● **Written exercise**: Across the entries below, how many lines contain the string "autorità"? Give only the count.

··· Source material

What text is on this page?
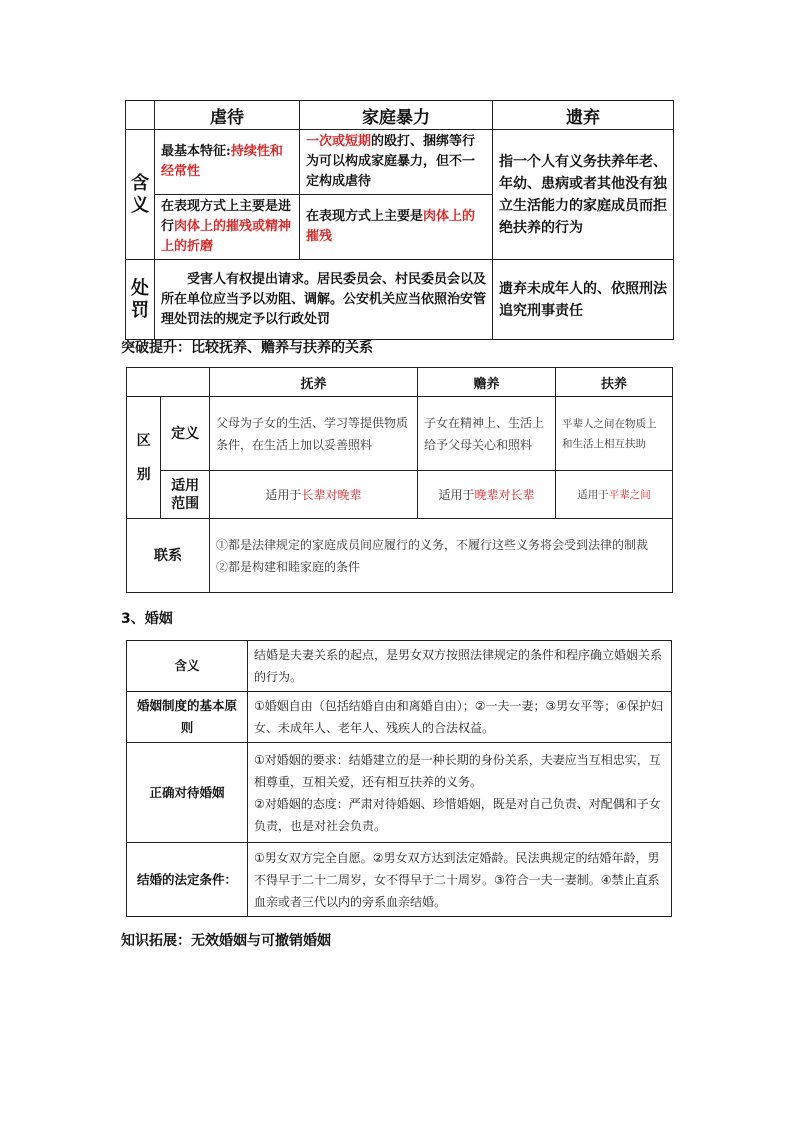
	虐待	家庭暴力	遗弃
含义	最基本特征:持续性和经常性	一次或短期的殴打、捆绑等行为可以构成家庭暴力，但不一定构成虐待	指一个人有义务扶养年老、年幼、患病或者其他没有独立生活能力的家庭成员而拒绝扶养的行为
	在表现方式上主要是进行肉体上的摧残或精神上的折磨	在表现方式上主要是肉体上的摧残	
处罚	受害人有权提出请求。居民委员会、村民委员会以及所在单位应当予以劝阻、调解。公安机关应当依照治安管理处罚法的规定予以行政处罚		遗弃未成年人的、依照刑法追究刑事责任
突破提升：比较抚养、赡养与扶养的关系
		抚养	赡养	扶养
区别	定义	父母为子女的生活、学习等提供物质条件，在生活上加以妥善照料	子女在精神上、生活上给予父母关心和照料	平辈人之间在物质上和生活上相互扶助
	适用范围	适用于长辈对晚辈	适用于晚辈对长辈	适用于平辈之间
联系		①都是法律规定的家庭成员间应履行的义务，不履行这些义务将会受到法律的制裁
②都是构建和睦家庭的条件		
3、婚姻
含义	结婚是夫妻关系的起点，是男女双方按照法律规定的条件和程序确立婚姻关系的行为。
婚姻制度的基本原则	①婚姻自由（包括结婚自由和离婚自由）；②一夫一妻；③男女平等；④保护妇女、未成年人、老年人、残疾人的合法权益。
正确对待婚姻	①对婚姻的要求：结婚建立的是一种长期的身份关系，夫妻应当互相忠实，互相尊重，互相关爱，还有相互扶养的义务。
②对婚姻的态度：严肃对待婚姻、珍惜婚姻，既是对自己负责、对配偶和子女负责，也是对社会负责。

结婚的法定条件：	①男女双方完全自愿。②男女双方达到法定婚龄。民法典规定的结婚年龄，男不得早于二十二周岁，女不得早于二十周岁。③符合一夫一妻制。④禁止直系血亲或者三代以内的旁系血亲结婚。
知识拓展：无效婚姻与可撤销婚姻
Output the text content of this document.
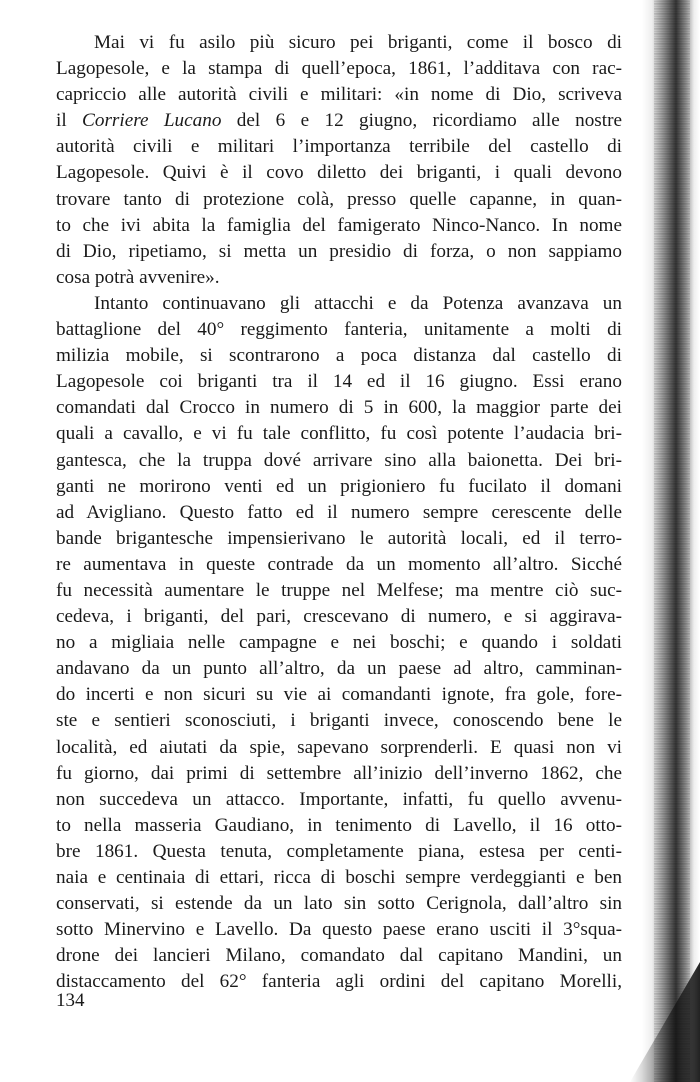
Mai vi fu asilo più sicuro pei briganti, come il bosco di
Lagopesole, e la stampa di quell’epoca, 1861, l’additava con rac-
capriccio alle autorità civili e militari: «in nome di Dio, scriveva
il Corriere Lucano del 6 e 12 giugno, ricordiamo alle nostre
autorità civili e militari l’importanza terribile del castello di
Lagopesole. Quivi è il covo diletto dei briganti, i quali devono
trovare tanto di protezione colà, presso quelle capanne, in quan-
to che ivi abita la famiglia del famigerato Ninco-Nanco. In nome
di Dio, ripetiamo, si metta un presidio di forza, o non sappiamo
cosa potrà avvenire».
Intanto continuavano gli attacchi e da Potenza avanzava un
battaglione del 40° reggimento fanteria, unitamente a molti di
milizia mobile, si scontrarono a poca distanza dal castello di
Lagopesole coi briganti tra il 14 ed il 16 giugno. Essi erano
comandati dal Crocco in numero di 5 in 600, la maggior parte dei
quali a cavallo, e vi fu tale conflitto, fu così potente l’audacia bri-
gantesca, che la truppa dové arrivare sino alla baionetta. Dei bri-
ganti ne morirono venti ed un prigioniero fu fucilato il domani
ad Avigliano. Questo fatto ed il numero sempre cerescente delle
bande brigantesche impensierivano le autorità locali, ed il terro-
re aumentava in queste contrade da un momento all’altro. Sicché
fu necessità aumentare le truppe nel Melfese; ma mentre ciò suc-
cedeva, i briganti, del pari, crescevano di numero, e si aggirava-
no a migliaia nelle campagne e nei boschi; e quando i soldati
andavano da un punto all’altro, da un paese ad altro, camminan-
do incerti e non sicuri su vie ai comandanti ignote, fra gole, fore-
ste e sentieri sconosciuti, i briganti invece, conoscendo bene le
località, ed aiutati da spie, sapevano sorprenderli. E quasi non vi
fu giorno, dai primi di settembre all’inizio dell’inverno 1862, che
non succedeva un attacco. Importante, infatti, fu quello avvenu-
to nella masseria Gaudiano, in tenimento di Lavello, il 16 otto-
bre 1861. Questa tenuta, completamente piana, estesa per centi-
naia e centinaia di ettari, ricca di boschi sempre verdeggianti e ben
conservati, si estende da un lato sin sotto Cerignola, dall’altro sin
sotto Minervino e Lavello. Da questo paese erano usciti il 3°squa-
drone dei lancieri Milano, comandato dal capitano Mandini, un
distaccamento del 62° fanteria agli ordini del capitano Morelli,
134
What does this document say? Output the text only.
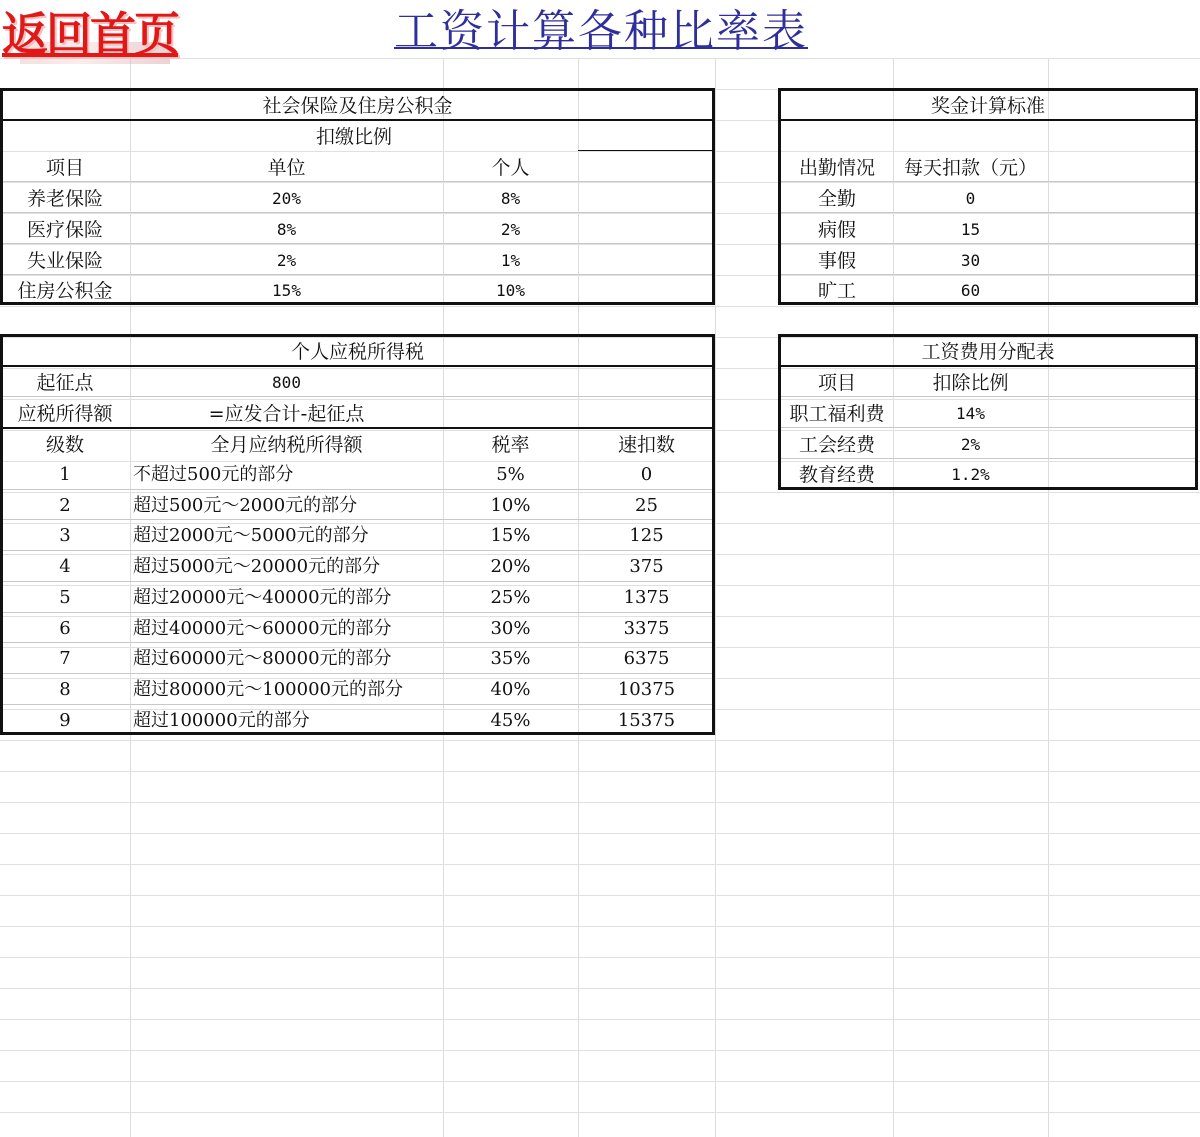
返回首页	工资计算各种比率表
社会保险及住房公积金
扣缴比例
项目	单位	个人
养老保险	20%	8%
医疗保险	8%	2%
失业保险	2%	1%
住房公积金	15%	10%
奖金计算标准
出勤情况	每天扣款（元）
全勤	0
病假	15
事假	30
旷工	60
个人应税所得税
起征点	800
应税所得额	=应发合计-起征点
级数	全月应纳税所得额	税率	速扣数
1	不超过500元的部分	5%	0
2	超过500元～2000元的部分	10%	25
3	超过2000元～5000元的部分	15%	125
4	超过5000元～20000元的部分	20%	375
5	超过20000元～40000元的部分	25%	1375
6	超过40000元～60000元的部分	30%	3375
7	超过60000元～80000元的部分	35%	6375
8	超过80000元～100000元的部分	40%	10375
9	超过100000元的部分	45%	15375
工资费用分配表
项目	扣除比例
职工福利费	14%
工会经费	2%
教育经费	1.2%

······

● **In response**: 3